Dataset extract:
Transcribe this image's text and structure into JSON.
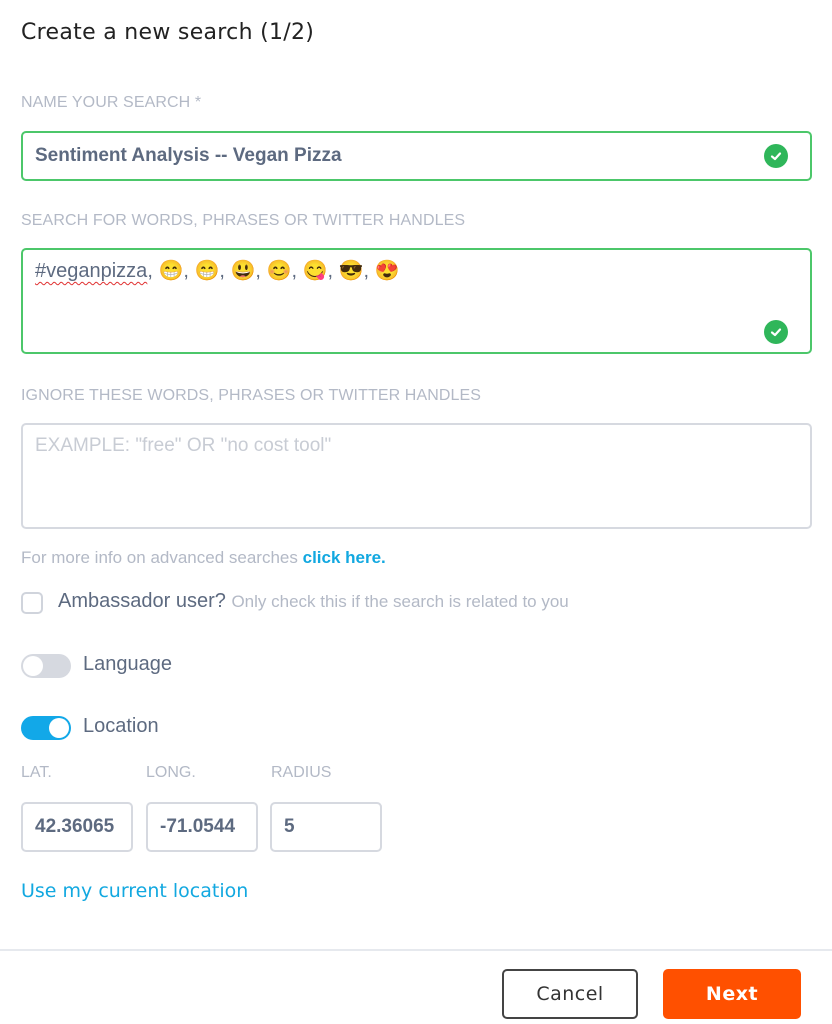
{
  "dialog": {
    "title": "Create a new search (1/2)"
  },
  "name_field": {
    "label": "NAME YOUR SEARCH *",
    "value": "Sentiment  Analysis -- Vegan Pizza",
    "valid": true
  },
  "search_field": {
    "label": "SEARCH FOR WORDS, PHRASES OR TWITTER HANDLES",
    "hashtag": "#veganpizza",
    "emojis": [
      "😁",
      "😁",
      "😃",
      "😊",
      "😋",
      "😎",
      "😍"
    ],
    "separator": ", ",
    "valid": true
  },
  "ignore_field": {
    "label": "IGNORE THESE WORDS, PHRASES OR TWITTER HANDLES",
    "placeholder": "EXAMPLE: \"free\" OR \"no cost tool\"",
    "value": ""
  },
  "info": {
    "text": "For more info on advanced searches ",
    "link": "click here."
  },
  "ambassador": {
    "label": "Ambassador user?",
    "hint": "Only check this if the search is related to you",
    "checked": false
  },
  "language_toggle": {
    "label": "Language",
    "on": false
  },
  "location_toggle": {
    "label": "Location",
    "on": true
  },
  "location": {
    "lat_label": "LAT.",
    "long_label": "LONG.",
    "radius_label": "RADIUS",
    "lat_value": "42.36065",
    "long_value": "-71.0544",
    "radius_value": "5",
    "use_current_link": "Use my current location"
  },
  "footer": {
    "cancel_label": "Cancel",
    "next_label": "Next"
  },
  "colors": {
    "valid_border": "#4cc76a",
    "check_green": "#2fb65a",
    "accent_blue": "#12a8e0",
    "next_orange": "#ff5000"
  }
}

Directions: Make an exact copy of the records above, with the pictures left out.

Exercise result:
Transcribe this image's text and structure into JSON.
{
  "dialog": {
    "title": "Create a new search (1/2)"
  },
  "name_field": {
    "label": "NAME YOUR SEARCH *",
    "value": "Sentiment  Analysis -- Vegan Pizza",
    "valid": true
  },
  "search_field": {
    "label": "SEARCH FOR WORDS, PHRASES OR TWITTER HANDLES",
    "hashtag": "#veganpizza",
    "emojis": [
      "😁",
      "😁",
      "😃",
      "😊",
      "😋",
      "😎",
      "😍"
    ],
    "separator": ", ",
    "valid": true
  },
  "ignore_field": {
    "label": "IGNORE THESE WORDS, PHRASES OR TWITTER HANDLES",
    "placeholder": "EXAMPLE: \"free\" OR \"no cost tool\"",
    "value": ""
  },
  "info": {
    "text": "For more info on advanced searches ",
    "link": "click here."
  },
  "ambassador": {
    "label": "Ambassador user?",
    "hint": "Only check this if the search is related to you",
    "checked": false
  },
  "language_toggle": {
    "label": "Language",
    "on": false
  },
  "location_toggle": {
    "label": "Location",
    "on": true
  },
  "location": {
    "lat_label": "LAT.",
    "long_label": "LONG.",
    "radius_label": "RADIUS",
    "lat_value": "42.36065",
    "long_value": "-71.0544",
    "radius_value": "5",
    "use_current_link": "Use my current location"
  },
  "footer": {
    "cancel_label": "Cancel",
    "next_label": "Next"
  },
  "colors": {
    "valid_border": "#4cc76a",
    "check_green": "#2fb65a",
    "accent_blue": "#12a8e0",
    "next_orange": "#ff5000"
  }
}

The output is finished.